> _Tekst do czytania_
━━━━━━

Świat ten poznajemy z perspektywy Legosiego, wilka introwertyka będącego członkiem ekipy scenicznej szkolnego Koła Teatralnego, który stara się zapanować nad głęboko skrywanym instynktem drapieżcy, co nieraz okazuje się dla niego dużym problemem. Jednak pewnej nocy w chwili słabości jego drapieżna natura dochodzi do głosu, co pociąga za sobą lawinę zdarzeń, które każą mu się głębiej zastanowić nad swoim miejscem w społeczeństwie, gdzie zmuszony jest lękać się własnej natury.

Beastars, podobnie jak przywoływana wyżej Zootopia, wykorzystuje świat antropomorficznych zwierząt jako metaforę prawdziwych relacji na tle rasowym i etnicznym, ale Beastars idzie w tym kierunku o kilkadziesiąt kroków dalej, dotykając wielu kontrowersyjnych tematów, które rzecz jasna nie mogły znaleźć się w produkcji Pixara, nie stroniąc przy tym od przedstawiania seksu i przemocy, więc zdecydowanie nie jest to produkcja dla młodego widza. Dzięki temu Beastars kreuje świat dużo bardziej wiarygodny i angażujący, w szczególności dzięki złożonym postaciom pierwszoplanowym. Sympatyczny, nieśmiały, ale targany też dzikimi instynktami mięsożercy, Legosi, charakterna oraz śmiała króliczka Haru i arogancki, acz szlachetny jeleń Louis, to tylko najważniejsze z obsady świetnie napisanych i łatwo dających się polubić postaci.

Postacie w serialu są wprawdzie animowane komputerowo (okazjonalnie, jak na przykład na wyżej zamieszczonym openingu, używając innego stylu animacji), ale jest ona płynna i nie ogranicza ekspresji bohaterów, w przeciwieństwie chociażby do CGI z nowego Berserka. Jedynym mankamentem dla mnie było to, że ręcznie rysowane i statyczne postacie tła czasami kłóciły się z komputerową animacją, w szczególności gdy kamera robiła na nie zbliżenie, co wydawało mi się raczej niepotrzebne, ale na ogół serial jest znakomicie wyreżyserowany.

Nie jest to anime dla każdego i wielu może pewnie spisać je na straty, bo są antropomorficzne zwierzęta, więc zaraz musi to być porno dla "futrzaków" i nie ma żadnej wartości dla nikogo innego. Myślę jednak, że ludzie, którzy zignorują te uprzedzenia i nie będą mieli nic przeciwko wolniejszej oraz bardziej nastawionej na budowanie postaci produkcji, znajdą tutaj głębszą opowieść i charakteryzację, oprawione w przyjemną dla oka animację komputerową.

━━━━━━

> _Zadanie A_
Przepisz dosłownie fragment recenzji anime Beastars, który zaczyna się od słów zawierających „Świat ten poznajemy”, a kończy na „się własnej natury.”.
> _Zadanie B_
Oceń, czy poniższe stwierdzenia zgadzają się z recenzją anime Beastars, i przy każdym odpowiedz „tak” lub „nie”, przytaczając rozstrzygające słowa recenzji. (i) Legosi należy do ekipy scenicznej szkolnego Koła Teatralnego. (ii) Haru jest nieśmiałą lisicą. (iii) Postacie tła w serialu są animowane komputerowo.
> _Zadanie C_
Dopisz dalszy ciąg recenzji anime Beastars, zaczynając od miejsca, w którym się kończy.

> _Dane wejściowe_
━━━━━━

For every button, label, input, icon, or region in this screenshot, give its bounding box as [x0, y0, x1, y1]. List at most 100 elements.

━━━━━━

> _Poprawna odpowiedź A_
Świat ten poznajemy z perspektywy Legosiego, wilka introwertyka będącego członkiem ekipy scenicznej szkolnego Koła Teatralnego, który stara się zapanować nad głęboko skrywanym instynktem drapieżcy, co nieraz okazuje się dla niego dużym problemem. Jednak pewnej nocy w chwili słabości jego drapieżna natura dochodzi do głosu, co pociąga za sobą lawinę zdarzeń, które każą mu się głębiej zastanowić nad swoim miejscem w społeczeństwie, gdzie zmuszony jest lękać się własnej natury.

> _Poprawna odpowiedź B_
(i) Tak: „wilka introwertyka będącego członkiem ekipy scenicznej szkolnego Koła Teatralnego”
(ii) Nie: „charakterna oraz śmiała króliczka Haru”
(iii) Nie: „ręcznie rysowane i statyczne postacie tła”

> _Poprawna odpowiedź C_
Ode mnie 8+/10 i niecierpliwie czekam na drugi sezon.
 
Poleciłby ktoś coś z podobnym humorem jak "One Punch Man", "Konosuba" czy "Kill La Kill"?

A'propos "OPM": żona raczej nie przepada za anime, ale zaraz po tym jak obejrzałem kilka odcinków "OPM" stwierdziłem, że muszę jej to pokazać, bo ja po prostu nie mogłem przestać się śmiać, oglądając ten serial. Pierwszy odcinek obejrzała z kamienną miną, nie mówiąc ani słowa. Mó wię do niej że spoko, myślałem że może się jej spodoba, ale rozumiem, że to nie dla niej. Na to ona odwraca się do mnie i mówi "dawaj następny odcinek" :cool:

Obejrzeliśmy pierwszy sezon w trzy wieczory, a koszulka z Saitamą to jeden z jej ulubionych t-shirtow. :ok: Anime dalej nie lubi :giveup:
 
Poleciłby ktoś coś z podobnym humorem jak "One Punch Man", "Konosuba" czy "Kill La Kill"?
Jeśli szukasz czegoś podobnego do One Punch Mana, to mogę polecić Mob Psycho 100 tego samego autora. Rok temu wyszedł drugi sezon.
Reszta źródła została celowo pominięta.